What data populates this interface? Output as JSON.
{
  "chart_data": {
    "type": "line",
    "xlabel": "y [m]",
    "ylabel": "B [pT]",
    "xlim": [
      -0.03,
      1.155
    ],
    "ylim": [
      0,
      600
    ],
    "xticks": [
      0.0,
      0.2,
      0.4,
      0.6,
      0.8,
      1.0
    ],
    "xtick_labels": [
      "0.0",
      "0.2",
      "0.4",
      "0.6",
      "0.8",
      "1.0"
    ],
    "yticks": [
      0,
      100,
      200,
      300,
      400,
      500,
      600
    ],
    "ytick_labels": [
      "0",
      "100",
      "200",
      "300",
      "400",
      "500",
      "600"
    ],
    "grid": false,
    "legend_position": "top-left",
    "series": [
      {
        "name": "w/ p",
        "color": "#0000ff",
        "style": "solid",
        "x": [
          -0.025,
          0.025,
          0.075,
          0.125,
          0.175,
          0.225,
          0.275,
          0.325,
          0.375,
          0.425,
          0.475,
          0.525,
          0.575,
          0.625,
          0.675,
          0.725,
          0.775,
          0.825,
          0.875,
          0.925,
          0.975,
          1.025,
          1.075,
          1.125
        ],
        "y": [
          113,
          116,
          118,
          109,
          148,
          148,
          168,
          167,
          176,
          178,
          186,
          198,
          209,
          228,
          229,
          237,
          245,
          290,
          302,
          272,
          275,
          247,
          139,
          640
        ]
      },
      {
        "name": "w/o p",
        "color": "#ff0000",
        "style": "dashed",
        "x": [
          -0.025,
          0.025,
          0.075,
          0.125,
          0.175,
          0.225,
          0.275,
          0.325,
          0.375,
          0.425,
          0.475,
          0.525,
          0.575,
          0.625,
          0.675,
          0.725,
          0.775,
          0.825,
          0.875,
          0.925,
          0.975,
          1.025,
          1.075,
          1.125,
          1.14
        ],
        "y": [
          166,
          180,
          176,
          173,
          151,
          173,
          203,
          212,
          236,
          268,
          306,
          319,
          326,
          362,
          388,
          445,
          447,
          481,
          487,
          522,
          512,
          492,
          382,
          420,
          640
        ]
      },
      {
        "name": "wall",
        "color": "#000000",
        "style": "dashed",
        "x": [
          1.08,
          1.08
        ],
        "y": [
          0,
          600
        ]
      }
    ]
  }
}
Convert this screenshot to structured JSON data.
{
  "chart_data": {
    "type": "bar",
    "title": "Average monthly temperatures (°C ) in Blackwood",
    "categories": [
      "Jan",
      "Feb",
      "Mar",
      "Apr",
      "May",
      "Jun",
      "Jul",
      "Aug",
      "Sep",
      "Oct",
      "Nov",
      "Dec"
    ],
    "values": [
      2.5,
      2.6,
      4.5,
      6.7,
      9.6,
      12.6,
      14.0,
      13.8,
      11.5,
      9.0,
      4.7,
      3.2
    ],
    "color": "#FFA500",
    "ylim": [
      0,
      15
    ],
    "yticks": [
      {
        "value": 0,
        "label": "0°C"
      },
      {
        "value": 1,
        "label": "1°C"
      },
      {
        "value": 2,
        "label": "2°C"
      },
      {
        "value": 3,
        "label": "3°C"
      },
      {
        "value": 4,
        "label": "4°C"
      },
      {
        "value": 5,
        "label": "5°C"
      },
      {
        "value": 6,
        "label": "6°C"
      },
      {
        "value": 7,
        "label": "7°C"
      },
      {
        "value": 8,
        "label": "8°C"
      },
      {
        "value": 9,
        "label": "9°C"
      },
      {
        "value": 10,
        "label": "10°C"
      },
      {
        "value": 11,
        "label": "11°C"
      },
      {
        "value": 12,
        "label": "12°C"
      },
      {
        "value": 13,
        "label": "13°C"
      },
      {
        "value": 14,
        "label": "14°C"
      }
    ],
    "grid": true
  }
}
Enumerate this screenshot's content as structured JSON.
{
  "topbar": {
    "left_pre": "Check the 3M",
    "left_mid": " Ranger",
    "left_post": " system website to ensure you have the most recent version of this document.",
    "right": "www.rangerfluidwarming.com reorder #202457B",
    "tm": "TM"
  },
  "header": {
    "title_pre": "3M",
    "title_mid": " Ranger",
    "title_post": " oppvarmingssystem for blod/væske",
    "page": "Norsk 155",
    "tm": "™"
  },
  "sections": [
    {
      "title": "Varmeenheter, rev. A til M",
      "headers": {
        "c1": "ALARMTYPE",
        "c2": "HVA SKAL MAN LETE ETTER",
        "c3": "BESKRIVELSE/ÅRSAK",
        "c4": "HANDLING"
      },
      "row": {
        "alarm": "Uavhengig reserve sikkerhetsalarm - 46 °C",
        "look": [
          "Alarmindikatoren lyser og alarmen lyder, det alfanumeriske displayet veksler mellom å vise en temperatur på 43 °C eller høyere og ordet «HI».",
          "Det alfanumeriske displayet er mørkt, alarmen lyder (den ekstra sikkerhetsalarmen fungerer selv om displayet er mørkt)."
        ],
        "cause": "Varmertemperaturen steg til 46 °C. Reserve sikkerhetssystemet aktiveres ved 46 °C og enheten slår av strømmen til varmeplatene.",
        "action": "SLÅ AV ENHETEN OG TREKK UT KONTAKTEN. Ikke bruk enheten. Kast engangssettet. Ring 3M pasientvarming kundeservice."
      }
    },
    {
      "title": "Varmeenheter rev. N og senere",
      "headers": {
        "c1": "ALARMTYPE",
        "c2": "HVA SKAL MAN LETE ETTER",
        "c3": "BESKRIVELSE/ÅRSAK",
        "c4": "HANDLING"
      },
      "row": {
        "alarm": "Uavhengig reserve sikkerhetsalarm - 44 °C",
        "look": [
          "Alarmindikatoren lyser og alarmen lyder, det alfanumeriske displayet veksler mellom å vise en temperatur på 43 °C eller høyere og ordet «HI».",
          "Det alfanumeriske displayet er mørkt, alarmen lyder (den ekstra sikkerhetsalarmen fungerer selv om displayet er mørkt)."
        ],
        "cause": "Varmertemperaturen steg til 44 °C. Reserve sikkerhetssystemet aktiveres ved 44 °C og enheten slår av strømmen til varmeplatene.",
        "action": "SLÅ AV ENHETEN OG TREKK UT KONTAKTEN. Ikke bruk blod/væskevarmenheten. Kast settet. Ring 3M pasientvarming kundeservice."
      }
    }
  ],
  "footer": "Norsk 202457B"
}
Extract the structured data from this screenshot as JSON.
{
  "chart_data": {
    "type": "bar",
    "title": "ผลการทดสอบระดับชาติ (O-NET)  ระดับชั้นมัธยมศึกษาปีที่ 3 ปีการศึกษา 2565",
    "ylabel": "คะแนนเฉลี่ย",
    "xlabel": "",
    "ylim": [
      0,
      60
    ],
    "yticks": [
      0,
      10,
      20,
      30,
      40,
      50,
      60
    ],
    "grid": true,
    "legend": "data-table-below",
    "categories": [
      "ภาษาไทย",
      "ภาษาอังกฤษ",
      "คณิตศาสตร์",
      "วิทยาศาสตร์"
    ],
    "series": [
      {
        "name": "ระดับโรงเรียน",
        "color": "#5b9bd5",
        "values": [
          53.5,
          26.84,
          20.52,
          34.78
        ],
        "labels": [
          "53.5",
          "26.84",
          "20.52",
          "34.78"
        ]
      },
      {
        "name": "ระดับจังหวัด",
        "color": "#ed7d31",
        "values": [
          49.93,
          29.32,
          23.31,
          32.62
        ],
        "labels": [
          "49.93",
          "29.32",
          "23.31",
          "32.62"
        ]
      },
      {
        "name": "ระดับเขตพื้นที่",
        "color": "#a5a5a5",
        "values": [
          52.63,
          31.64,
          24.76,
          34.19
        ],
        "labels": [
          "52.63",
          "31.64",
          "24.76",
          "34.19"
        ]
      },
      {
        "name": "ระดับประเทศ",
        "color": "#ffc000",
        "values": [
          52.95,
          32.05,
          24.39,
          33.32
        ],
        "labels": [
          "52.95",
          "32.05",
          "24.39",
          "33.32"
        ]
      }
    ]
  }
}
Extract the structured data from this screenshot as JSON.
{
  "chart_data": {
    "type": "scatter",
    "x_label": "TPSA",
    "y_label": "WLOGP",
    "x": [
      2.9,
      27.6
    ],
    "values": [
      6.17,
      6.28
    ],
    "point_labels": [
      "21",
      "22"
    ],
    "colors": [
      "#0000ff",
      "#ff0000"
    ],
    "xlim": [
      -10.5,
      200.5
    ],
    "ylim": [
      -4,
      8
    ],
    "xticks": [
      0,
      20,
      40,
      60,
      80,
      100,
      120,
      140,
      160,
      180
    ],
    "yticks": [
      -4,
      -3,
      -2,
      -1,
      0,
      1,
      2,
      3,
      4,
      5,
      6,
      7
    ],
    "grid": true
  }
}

* * *

• Written task: Pull out every line in the data above that has the word "Varmeenheter".

• Answer to this problem:
      "title": "Varmeenheter, rev. A til M",
      "title": "Varmeenheter rev. N og senere",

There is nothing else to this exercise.